◆ DO THIS: The entries below should be output exactly as written.

(Saved data entries)

● ● ●

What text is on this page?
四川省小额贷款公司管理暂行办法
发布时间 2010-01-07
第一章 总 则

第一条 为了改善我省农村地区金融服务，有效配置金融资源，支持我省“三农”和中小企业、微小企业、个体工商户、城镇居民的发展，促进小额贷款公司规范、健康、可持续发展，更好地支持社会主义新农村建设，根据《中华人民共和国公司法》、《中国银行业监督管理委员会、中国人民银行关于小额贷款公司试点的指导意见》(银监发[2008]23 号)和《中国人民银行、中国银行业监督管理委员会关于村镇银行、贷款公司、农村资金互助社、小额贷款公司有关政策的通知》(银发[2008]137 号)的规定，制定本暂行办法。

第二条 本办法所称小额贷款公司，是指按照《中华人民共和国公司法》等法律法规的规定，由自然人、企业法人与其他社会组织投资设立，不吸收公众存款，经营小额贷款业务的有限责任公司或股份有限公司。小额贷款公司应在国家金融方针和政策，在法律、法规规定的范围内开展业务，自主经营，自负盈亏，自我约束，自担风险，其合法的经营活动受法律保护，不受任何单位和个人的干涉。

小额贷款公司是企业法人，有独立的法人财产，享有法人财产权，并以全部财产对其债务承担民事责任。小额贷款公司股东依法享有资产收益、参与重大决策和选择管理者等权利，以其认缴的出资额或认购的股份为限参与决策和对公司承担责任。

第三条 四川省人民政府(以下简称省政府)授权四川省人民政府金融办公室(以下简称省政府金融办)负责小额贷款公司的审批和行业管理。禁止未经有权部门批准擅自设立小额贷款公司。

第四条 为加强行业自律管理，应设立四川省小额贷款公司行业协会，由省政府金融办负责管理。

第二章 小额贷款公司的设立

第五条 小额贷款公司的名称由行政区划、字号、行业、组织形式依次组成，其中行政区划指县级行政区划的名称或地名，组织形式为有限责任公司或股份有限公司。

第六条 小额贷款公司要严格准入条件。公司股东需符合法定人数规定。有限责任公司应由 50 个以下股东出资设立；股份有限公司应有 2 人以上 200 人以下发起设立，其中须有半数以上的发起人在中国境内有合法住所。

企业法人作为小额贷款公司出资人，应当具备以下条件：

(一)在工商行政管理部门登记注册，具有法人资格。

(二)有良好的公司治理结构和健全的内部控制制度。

● ● ●

◆ ANSWER IN FULL:
What text is on this page?
四川省小额贷款公司管理暂行办法
发布时间 2010-01-07
第一章 总 则

第一条 为了改善我省农村地区金融服务，有效配置金融资源，支持我省“三农”和中小企业、微小企业、个体工商户、城镇居民的发展，促进小额贷款公司规范、健康、可持续发展，更好地支持社会主义新农村建设，根据《中华人民共和国公司法》、《中国银行业监督管理委员会、中国人民银行关于小额贷款公司试点的指导意见》(银监发[2008]23 号)和《中国人民银行、中国银行业监督管理委员会关于村镇银行、贷款公司、农村资金互助社、小额贷款公司有关政策的通知》(银发[2008]137 号)的规定，制定本暂行办法。

第二条 本办法所称小额贷款公司，是指按照《中华人民共和国公司法》等法律法规的规定，由自然人、企业法人与其他社会组织投资设立，不吸收公众存款，经营小额贷款业务的有限责任公司或股份有限公司。小额贷款公司应在国家金融方针和政策，在法律、法规规定的范围内开展业务，自主经营，自负盈亏，自我约束，自担风险，其合法的经营活动受法律保护，不受任何单位和个人的干涉。

小额贷款公司是企业法人，有独立的法人财产，享有法人财产权，并以全部财产对其债务承担民事责任。小额贷款公司股东依法享有资产收益、参与重大决策和选择管理者等权利，以其认缴的出资额或认购的股份为限参与决策和对公司承担责任。

第三条 四川省人民政府(以下简称省政府)授权四川省人民政府金融办公室(以下简称省政府金融办)负责小额贷款公司的审批和行业管理。禁止未经有权部门批准擅自设立小额贷款公司。

第四条 为加强行业自律管理，应设立四川省小额贷款公司行业协会，由省政府金融办负责管理。

第二章 小额贷款公司的设立

第五条 小额贷款公司的名称由行政区划、字号、行业、组织形式依次组成，其中行政区划指县级行政区划的名称或地名，组织形式为有限责任公司或股份有限公司。

第六条 小额贷款公司要严格准入条件。公司股东需符合法定人数规定。有限责任公司应由 50 个以下股东出资设立；股份有限公司应有 2 人以上 200 人以下发起设立，其中须有半数以上的发起人在中国境内有合法住所。

企业法人作为小额贷款公司出资人，应当具备以下条件：

(一)在工商行政管理部门登记注册，具有法人资格。

(二)有良好的公司治理结构和健全的内部控制制度。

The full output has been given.